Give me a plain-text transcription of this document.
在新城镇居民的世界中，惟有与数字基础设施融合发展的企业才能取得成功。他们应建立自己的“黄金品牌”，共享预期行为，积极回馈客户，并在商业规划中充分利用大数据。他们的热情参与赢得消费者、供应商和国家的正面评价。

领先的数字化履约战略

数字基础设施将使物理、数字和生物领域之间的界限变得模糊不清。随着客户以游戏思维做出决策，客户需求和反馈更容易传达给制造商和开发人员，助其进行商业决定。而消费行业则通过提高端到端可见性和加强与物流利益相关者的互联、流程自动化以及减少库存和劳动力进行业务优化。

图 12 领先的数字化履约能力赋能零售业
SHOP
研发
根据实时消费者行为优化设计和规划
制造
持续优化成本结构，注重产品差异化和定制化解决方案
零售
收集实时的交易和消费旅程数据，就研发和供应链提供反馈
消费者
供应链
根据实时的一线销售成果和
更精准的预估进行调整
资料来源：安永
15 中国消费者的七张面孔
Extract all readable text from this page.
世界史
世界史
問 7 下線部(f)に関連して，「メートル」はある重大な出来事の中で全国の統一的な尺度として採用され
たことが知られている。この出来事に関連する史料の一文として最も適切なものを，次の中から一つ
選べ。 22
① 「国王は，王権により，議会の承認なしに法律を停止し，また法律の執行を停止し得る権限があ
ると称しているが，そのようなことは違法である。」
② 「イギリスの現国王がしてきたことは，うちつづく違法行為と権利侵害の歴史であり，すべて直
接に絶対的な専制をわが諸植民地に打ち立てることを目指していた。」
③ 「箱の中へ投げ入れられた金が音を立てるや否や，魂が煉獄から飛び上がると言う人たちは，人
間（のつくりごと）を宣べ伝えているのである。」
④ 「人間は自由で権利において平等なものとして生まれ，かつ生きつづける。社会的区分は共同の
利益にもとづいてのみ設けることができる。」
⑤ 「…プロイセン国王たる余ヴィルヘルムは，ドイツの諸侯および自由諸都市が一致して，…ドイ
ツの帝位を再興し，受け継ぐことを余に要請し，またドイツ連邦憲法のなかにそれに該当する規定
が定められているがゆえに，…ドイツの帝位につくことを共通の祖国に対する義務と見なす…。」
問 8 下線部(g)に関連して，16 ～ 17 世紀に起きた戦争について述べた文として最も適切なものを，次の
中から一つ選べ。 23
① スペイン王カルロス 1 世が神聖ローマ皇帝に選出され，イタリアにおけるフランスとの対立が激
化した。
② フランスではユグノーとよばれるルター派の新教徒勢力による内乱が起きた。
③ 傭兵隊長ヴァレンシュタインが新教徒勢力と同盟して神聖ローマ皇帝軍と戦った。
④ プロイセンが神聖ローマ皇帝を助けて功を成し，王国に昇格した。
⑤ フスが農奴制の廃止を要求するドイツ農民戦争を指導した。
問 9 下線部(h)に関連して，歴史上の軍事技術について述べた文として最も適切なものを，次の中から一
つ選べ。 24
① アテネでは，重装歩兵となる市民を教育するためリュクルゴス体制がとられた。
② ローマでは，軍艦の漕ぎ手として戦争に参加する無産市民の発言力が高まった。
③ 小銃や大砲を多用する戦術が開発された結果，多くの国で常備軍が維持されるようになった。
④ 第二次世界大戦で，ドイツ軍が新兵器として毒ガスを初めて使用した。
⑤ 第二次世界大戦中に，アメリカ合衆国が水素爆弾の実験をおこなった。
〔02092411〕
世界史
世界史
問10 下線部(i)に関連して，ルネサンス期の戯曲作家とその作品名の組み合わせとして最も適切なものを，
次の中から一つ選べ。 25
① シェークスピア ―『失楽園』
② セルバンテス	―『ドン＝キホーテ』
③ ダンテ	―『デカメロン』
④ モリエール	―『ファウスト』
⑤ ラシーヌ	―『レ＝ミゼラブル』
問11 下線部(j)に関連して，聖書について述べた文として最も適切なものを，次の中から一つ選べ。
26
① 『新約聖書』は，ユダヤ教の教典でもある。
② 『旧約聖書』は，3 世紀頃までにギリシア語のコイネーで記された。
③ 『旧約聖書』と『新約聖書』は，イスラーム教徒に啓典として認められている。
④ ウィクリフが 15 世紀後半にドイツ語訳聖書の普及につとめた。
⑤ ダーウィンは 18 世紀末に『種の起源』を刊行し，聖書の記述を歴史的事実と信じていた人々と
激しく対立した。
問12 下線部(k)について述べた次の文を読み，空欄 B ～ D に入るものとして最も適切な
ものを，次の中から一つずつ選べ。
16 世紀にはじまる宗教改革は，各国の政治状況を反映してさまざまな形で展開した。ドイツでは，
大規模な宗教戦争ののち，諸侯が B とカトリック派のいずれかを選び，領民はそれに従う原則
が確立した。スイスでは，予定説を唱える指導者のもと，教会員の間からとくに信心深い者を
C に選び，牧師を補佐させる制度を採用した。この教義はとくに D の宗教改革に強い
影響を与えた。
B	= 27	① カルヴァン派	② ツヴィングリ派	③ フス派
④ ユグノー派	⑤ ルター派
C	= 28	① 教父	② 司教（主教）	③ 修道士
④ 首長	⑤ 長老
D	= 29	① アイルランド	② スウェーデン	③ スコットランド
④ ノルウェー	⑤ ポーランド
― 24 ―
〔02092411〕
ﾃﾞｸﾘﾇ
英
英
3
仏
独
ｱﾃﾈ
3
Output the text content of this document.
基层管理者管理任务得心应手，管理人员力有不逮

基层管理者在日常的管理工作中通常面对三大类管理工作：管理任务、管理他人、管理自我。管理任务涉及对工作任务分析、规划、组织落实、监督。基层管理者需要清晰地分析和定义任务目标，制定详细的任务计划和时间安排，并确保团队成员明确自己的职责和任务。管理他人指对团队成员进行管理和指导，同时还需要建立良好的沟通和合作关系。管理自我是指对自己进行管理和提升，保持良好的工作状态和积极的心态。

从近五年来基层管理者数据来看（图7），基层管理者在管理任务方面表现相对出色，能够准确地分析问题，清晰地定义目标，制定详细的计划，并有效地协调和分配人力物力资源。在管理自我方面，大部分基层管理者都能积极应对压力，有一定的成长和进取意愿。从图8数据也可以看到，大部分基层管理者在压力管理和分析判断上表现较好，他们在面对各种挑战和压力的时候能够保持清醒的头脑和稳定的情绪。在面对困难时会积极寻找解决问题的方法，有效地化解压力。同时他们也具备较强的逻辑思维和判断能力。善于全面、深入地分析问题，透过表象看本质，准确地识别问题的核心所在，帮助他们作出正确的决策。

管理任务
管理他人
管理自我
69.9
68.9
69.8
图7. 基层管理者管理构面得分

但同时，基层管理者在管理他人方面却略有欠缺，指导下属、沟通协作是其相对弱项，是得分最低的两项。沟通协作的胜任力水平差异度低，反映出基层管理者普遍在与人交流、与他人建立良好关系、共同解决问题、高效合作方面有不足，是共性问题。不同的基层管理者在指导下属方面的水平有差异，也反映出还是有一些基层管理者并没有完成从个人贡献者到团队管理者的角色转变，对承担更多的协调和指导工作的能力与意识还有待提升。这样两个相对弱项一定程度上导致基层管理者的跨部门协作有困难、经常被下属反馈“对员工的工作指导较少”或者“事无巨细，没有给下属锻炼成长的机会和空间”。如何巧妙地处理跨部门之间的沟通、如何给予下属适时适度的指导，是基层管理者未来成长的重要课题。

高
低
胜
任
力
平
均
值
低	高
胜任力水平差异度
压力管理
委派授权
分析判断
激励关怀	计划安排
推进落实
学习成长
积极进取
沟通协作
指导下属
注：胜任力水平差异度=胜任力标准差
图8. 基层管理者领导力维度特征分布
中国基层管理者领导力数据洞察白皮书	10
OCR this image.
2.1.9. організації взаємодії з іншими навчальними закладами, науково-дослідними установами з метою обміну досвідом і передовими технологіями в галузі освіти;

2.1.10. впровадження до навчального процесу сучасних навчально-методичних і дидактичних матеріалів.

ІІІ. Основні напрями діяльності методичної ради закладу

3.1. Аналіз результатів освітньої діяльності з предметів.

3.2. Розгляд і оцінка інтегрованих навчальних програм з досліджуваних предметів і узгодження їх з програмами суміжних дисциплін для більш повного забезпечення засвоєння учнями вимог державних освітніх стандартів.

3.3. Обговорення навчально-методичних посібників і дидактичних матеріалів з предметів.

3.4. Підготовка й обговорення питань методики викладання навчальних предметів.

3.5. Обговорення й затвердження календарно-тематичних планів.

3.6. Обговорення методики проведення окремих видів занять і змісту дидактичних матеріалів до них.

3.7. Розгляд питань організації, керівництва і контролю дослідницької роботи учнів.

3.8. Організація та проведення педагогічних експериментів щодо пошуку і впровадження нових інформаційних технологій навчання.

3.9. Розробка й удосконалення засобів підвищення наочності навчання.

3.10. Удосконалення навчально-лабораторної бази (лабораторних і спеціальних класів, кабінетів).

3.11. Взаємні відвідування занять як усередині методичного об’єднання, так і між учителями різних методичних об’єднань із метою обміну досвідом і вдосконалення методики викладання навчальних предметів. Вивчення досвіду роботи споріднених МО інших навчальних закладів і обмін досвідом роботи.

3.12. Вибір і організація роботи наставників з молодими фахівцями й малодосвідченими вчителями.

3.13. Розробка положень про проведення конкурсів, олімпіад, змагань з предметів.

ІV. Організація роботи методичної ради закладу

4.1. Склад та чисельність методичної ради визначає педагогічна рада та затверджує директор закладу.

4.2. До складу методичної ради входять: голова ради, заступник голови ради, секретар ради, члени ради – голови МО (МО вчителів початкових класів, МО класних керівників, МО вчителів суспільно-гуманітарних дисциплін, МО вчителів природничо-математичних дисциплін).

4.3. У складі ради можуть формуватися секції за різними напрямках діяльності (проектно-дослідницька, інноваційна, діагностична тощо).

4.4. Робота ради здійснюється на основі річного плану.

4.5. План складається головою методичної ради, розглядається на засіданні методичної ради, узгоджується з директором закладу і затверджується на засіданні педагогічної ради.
------------------------------------------------
• _THE TASK_
Give only the number of lines in the records that contain the string "дидактичних".

• _CORRECT RESULT_
3